What you have to do
No pictures are to be included when the entries below are reproduced exactly.

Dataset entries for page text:
★ ★ ★ ★

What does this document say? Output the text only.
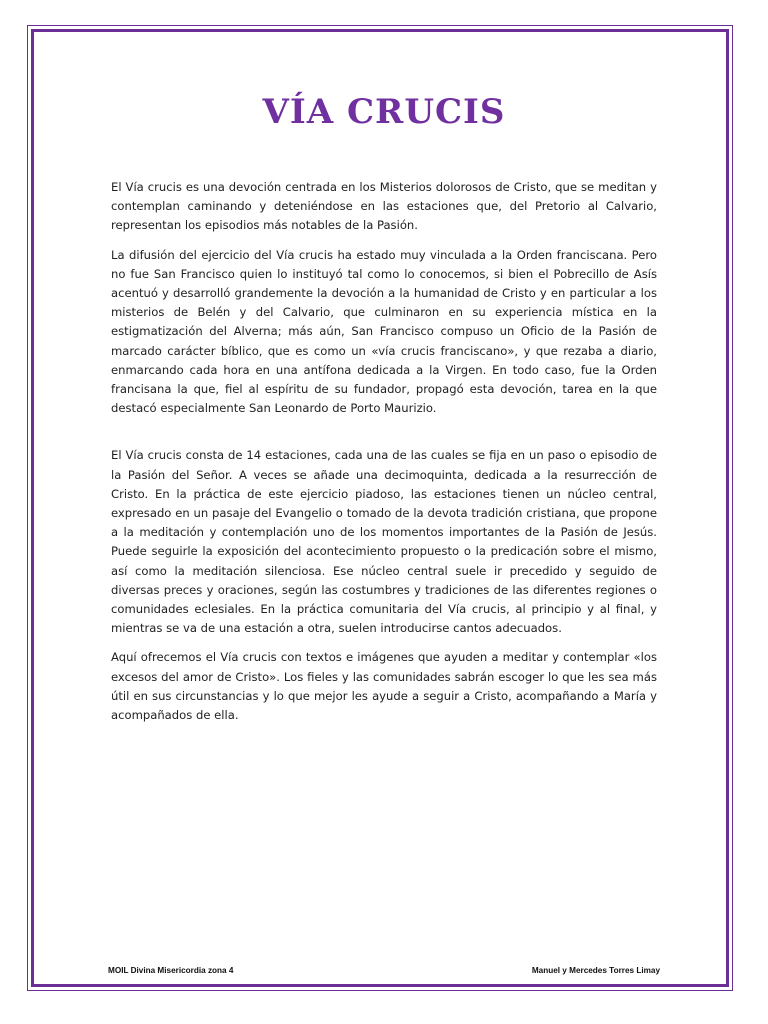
VÍA CRUCIS

El Vía crucis es una devoción centrada en los Misterios dolorosos de Cristo, que se meditan y contemplan caminando y deteniéndose en las estaciones que, del Pretorio al Calvario, representan los episodios más notables de la Pasión.

La difusión del ejercicio del Vía crucis ha estado muy vinculada a la Orden franciscana. Pero no fue San Francisco quien lo instituyó tal como lo conocemos, si bien el Pobrecillo de Asís acentuó y desarrolló grandemente la devoción a la humanidad de Cristo y en particular a los misterios de Belén y del Calvario, que culminaron en su experiencia mística en la estigmatización del Alverna; más aún, San Francisco compuso un Oficio de la Pasión de marcado carácter bíblico, que es como un «vía crucis franciscano», y que rezaba a diario, enmarcando cada hora en una antífona dedicada a la Virgen. En todo caso, fue la Orden francisana la que, fiel al espíritu de su fundador, propagó esta devoción, tarea en la que destacó especialmente San Leonardo de Porto Maurizio.

El Vía crucis consta de 14 estaciones, cada una de las cuales se fija en un paso o episodio de la Pasión del Señor. A veces se añade una decimoquinta, dedicada a la resurrección de Cristo. En la práctica de este ejercicio piadoso, las estaciones tienen un núcleo central, expresado en un pasaje del Evangelio o tomado de la devota tradición cristiana, que propone a la meditación y contemplación uno de los momentos importantes de la Pasión de Jesús. Puede seguirle la exposición del acontecimiento propuesto o la predicación sobre el mismo, así como la meditación silenciosa. Ese núcleo central suele ir precedido y seguido de diversas preces y oraciones, según las costumbres y tradiciones de las diferentes regiones o comunidades eclesiales. En la práctica comunitaria del Vía crucis, al principio y al final, y mientras se va de una estación a otra, suelen introducirse cantos adecuados.

Aquí ofrecemos el Vía crucis con textos e imágenes que ayuden a meditar y contemplar «los excesos del amor de Cristo». Los fieles y las comunidades sabrán escoger lo que les sea más útil en sus circunstancias y lo que mejor les ayude a seguir a Cristo, acompañando a María y acompañados de ella.

MOIL Divina Misericordia zona 4	Manuel y Mercedes Torres Limay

★ ★ ★ ★

Exercise answer
What does this document say? Output the text only.
VÍA CRUCIS

El Vía crucis es una devoción centrada en los Misterios dolorosos de Cristo, que se meditan y contemplan caminando y deteniéndose en las estaciones que, del Pretorio al Calvario, representan los episodios más notables de la Pasión.

La difusión del ejercicio del Vía crucis ha estado muy vinculada a la Orden franciscana. Pero no fue San Francisco quien lo instituyó tal como lo conocemos, si bien el Pobrecillo de Asís acentuó y desarrolló grandemente la devoción a la humanidad de Cristo y en particular a los misterios de Belén y del Calvario, que culminaron en su experiencia mística en la estigmatización del Alverna; más aún, San Francisco compuso un Oficio de la Pasión de marcado carácter bíblico, que es como un «vía crucis franciscano», y que rezaba a diario, enmarcando cada hora en una antífona dedicada a la Virgen. En todo caso, fue la Orden francisana la que, fiel al espíritu de su fundador, propagó esta devoción, tarea en la que destacó especialmente San Leonardo de Porto Maurizio.

El Vía crucis consta de 14 estaciones, cada una de las cuales se fija en un paso o episodio de la Pasión del Señor. A veces se añade una decimoquinta, dedicada a la resurrección de Cristo. En la práctica de este ejercicio piadoso, las estaciones tienen un núcleo central, expresado en un pasaje del Evangelio o tomado de la devota tradición cristiana, que propone a la meditación y contemplación uno de los momentos importantes de la Pasión de Jesús. Puede seguirle la exposición del acontecimiento propuesto o la predicación sobre el mismo, así como la meditación silenciosa. Ese núcleo central suele ir precedido y seguido de diversas preces y oraciones, según las costumbres y tradiciones de las diferentes regiones o comunidades eclesiales. En la práctica comunitaria del Vía crucis, al principio y al final, y mientras se va de una estación a otra, suelen introducirse cantos adecuados.

Aquí ofrecemos el Vía crucis con textos e imágenes que ayuden a meditar y contemplar «los excesos del amor de Cristo». Los fieles y las comunidades sabrán escoger lo que les sea más útil en sus circunstancias y lo que mejor les ayude a seguir a Cristo, acompañando a María y acompañados de ella.

MOIL Divina Misericordia zona 4	Manuel y Mercedes Torres Limay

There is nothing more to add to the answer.